▼▼▼

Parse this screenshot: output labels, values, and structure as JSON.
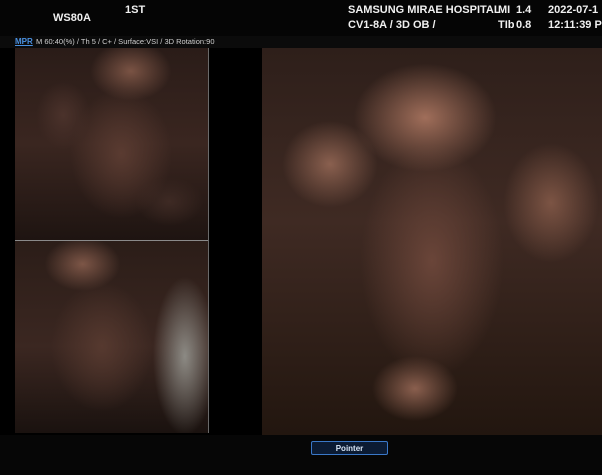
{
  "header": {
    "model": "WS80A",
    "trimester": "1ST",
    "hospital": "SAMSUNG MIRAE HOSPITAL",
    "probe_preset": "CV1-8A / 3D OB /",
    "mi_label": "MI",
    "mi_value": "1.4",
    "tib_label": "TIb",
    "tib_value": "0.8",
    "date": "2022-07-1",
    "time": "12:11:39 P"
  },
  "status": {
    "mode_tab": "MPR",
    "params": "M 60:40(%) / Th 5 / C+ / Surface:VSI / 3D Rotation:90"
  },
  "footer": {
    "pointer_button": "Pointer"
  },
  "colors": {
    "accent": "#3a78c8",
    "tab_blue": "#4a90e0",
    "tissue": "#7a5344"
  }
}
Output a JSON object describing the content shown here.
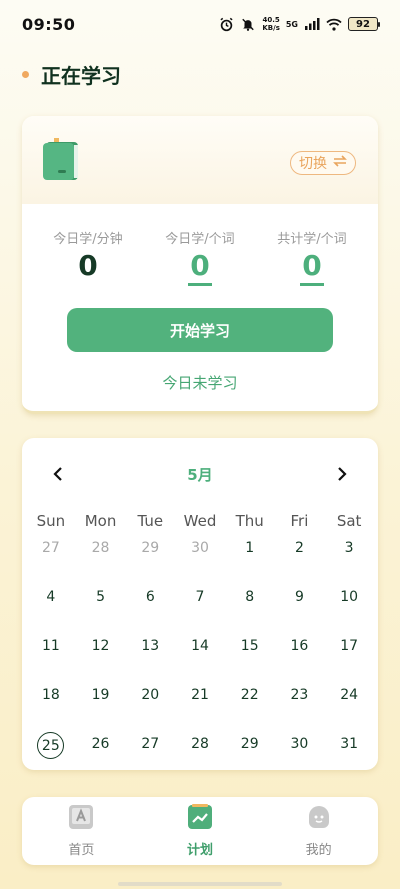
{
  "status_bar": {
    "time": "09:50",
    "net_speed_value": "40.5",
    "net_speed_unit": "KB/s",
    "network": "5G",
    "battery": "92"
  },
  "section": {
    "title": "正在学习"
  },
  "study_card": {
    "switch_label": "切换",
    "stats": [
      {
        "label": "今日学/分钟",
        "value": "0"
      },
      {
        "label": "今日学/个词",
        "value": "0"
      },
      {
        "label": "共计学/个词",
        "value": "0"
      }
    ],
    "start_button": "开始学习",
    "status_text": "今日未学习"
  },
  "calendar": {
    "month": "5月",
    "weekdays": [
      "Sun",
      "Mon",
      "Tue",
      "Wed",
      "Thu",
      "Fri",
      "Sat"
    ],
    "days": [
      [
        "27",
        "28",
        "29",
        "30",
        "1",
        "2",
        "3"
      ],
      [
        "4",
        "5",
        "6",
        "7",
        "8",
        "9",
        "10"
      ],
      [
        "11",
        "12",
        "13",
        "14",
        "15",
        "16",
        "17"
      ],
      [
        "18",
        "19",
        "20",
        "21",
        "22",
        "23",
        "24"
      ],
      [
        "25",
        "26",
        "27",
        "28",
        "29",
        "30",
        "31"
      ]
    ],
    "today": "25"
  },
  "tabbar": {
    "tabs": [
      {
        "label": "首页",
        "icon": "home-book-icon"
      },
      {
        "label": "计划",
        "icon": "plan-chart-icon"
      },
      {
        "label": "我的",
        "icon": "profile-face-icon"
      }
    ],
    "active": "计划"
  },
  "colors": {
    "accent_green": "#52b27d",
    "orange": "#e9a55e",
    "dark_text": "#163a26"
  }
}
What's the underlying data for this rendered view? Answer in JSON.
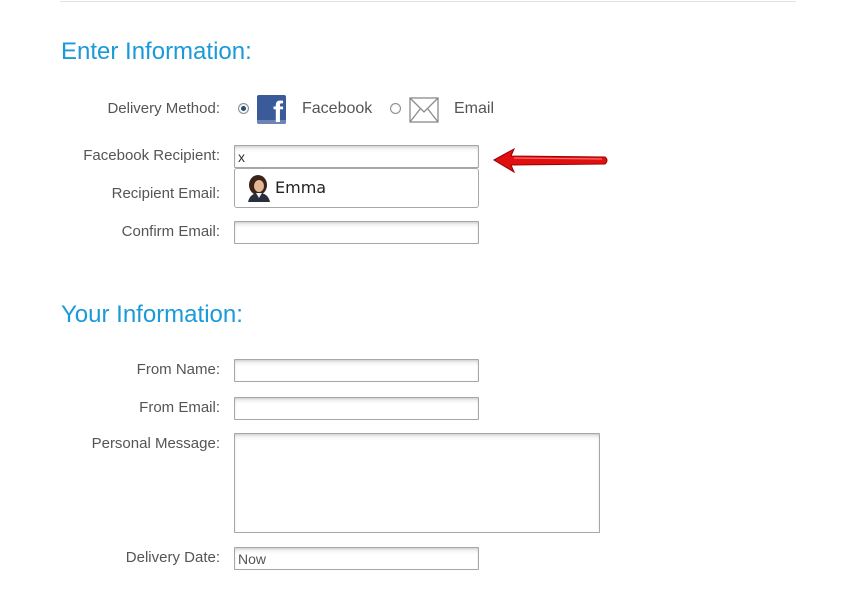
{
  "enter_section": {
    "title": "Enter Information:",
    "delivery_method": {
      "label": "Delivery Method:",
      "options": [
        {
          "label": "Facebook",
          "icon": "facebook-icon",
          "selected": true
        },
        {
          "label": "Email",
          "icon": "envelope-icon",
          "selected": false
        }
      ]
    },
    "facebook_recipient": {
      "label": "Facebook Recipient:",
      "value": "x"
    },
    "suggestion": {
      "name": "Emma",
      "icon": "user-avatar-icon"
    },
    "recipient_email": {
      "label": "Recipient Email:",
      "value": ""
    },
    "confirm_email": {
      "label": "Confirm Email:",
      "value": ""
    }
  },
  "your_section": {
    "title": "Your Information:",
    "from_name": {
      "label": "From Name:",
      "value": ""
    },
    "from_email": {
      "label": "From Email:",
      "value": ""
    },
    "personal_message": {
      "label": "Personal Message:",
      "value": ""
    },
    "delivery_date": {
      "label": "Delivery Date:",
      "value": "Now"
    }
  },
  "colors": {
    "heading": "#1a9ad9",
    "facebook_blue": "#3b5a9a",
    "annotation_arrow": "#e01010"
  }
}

▲▲▲

## EXERCISE DESCRIPTION
Quote, without alteration, the lines running from the line containing "What's the underlying" to the last line of the entries, and include no pictures.

## SOLUTION TO THE PROBLEM
What's the underlying data for this rendered view? Answer in JSON.
{
  "enter_section": {
    "title": "Enter Information:",
    "delivery_method": {
      "label": "Delivery Method:",
      "options": [
        {
          "label": "Facebook",
          "icon": "facebook-icon",
          "selected": true
        },
        {
          "label": "Email",
          "icon": "envelope-icon",
          "selected": false
        }
      ]
    },
    "facebook_recipient": {
      "label": "Facebook Recipient:",
      "value": "x"
    },
    "suggestion": {
      "name": "Emma",
      "icon": "user-avatar-icon"
    },
    "recipient_email": {
      "label": "Recipient Email:",
      "value": ""
    },
    "confirm_email": {
      "label": "Confirm Email:",
      "value": ""
    }
  },
  "your_section": {
    "title": "Your Information:",
    "from_name": {
      "label": "From Name:",
      "value": ""
    },
    "from_email": {
      "label": "From Email:",
      "value": ""
    },
    "personal_message": {
      "label": "Personal Message:",
      "value": ""
    },
    "delivery_date": {
      "label": "Delivery Date:",
      "value": "Now"
    }
  },
  "colors": {
    "heading": "#1a9ad9",
    "facebook_blue": "#3b5a9a",
    "annotation_arrow": "#e01010"
  }
}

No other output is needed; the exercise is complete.